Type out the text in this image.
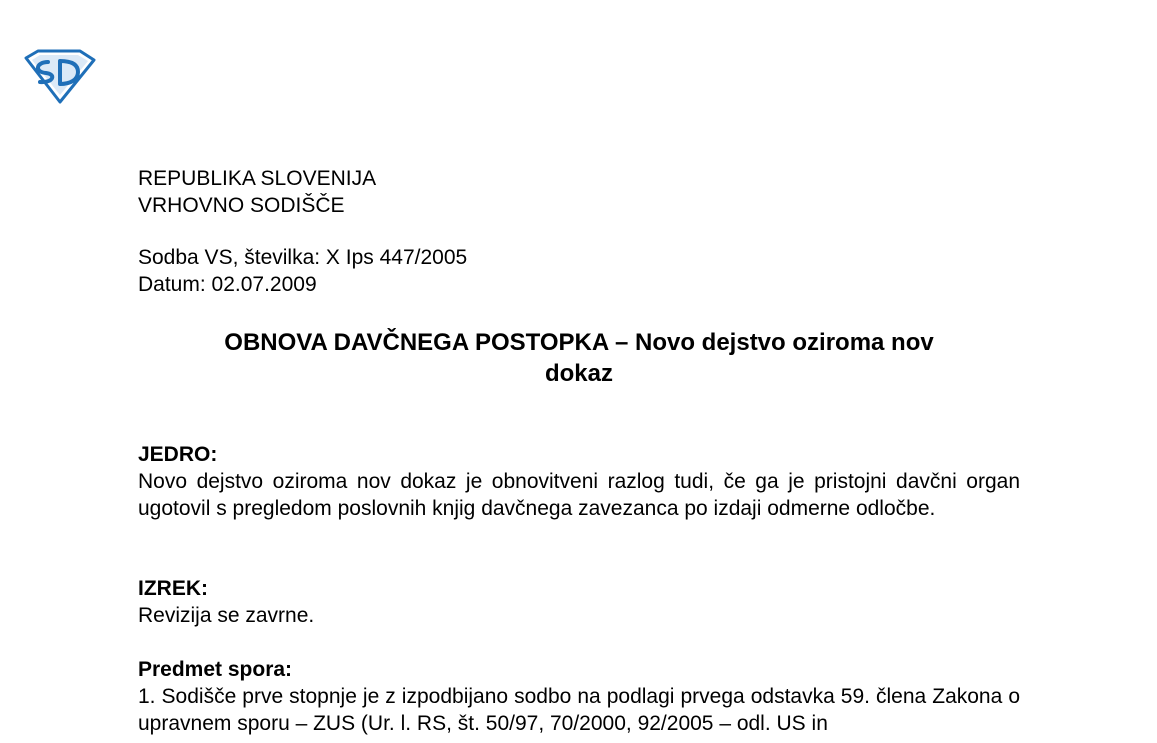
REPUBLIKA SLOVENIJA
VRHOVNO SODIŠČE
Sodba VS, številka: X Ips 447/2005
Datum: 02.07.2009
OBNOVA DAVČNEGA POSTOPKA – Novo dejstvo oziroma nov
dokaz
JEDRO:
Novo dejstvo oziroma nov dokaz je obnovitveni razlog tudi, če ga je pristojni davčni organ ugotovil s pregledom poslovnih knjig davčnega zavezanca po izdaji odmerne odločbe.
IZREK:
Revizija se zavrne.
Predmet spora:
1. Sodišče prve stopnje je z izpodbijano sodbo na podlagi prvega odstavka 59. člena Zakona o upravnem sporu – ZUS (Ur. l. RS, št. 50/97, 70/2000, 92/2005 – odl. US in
• • • •
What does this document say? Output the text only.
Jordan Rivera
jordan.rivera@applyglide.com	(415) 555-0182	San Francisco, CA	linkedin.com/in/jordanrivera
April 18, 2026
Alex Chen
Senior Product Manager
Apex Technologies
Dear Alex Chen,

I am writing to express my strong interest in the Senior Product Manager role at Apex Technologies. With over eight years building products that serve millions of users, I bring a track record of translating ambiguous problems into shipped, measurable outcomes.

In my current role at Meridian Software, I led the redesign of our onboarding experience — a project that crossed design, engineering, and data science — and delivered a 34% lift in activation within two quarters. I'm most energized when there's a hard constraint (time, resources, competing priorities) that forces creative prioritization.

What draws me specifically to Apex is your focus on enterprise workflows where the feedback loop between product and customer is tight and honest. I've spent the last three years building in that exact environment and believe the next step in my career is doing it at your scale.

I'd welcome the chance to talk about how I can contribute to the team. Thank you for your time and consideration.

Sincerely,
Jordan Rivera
• • • •
## STATED PROBLEM
Copy every line above that holds the word "Technologies".

## RESULT OF THIS EXERCISE
Apex Technologies
I am writing to express my strong interest in the Senior Product Manager role at Apex Technologies. With over eight years building products that serve millions of users, I bring a track record of translating ambiguous problems into shipped, measurable outcomes.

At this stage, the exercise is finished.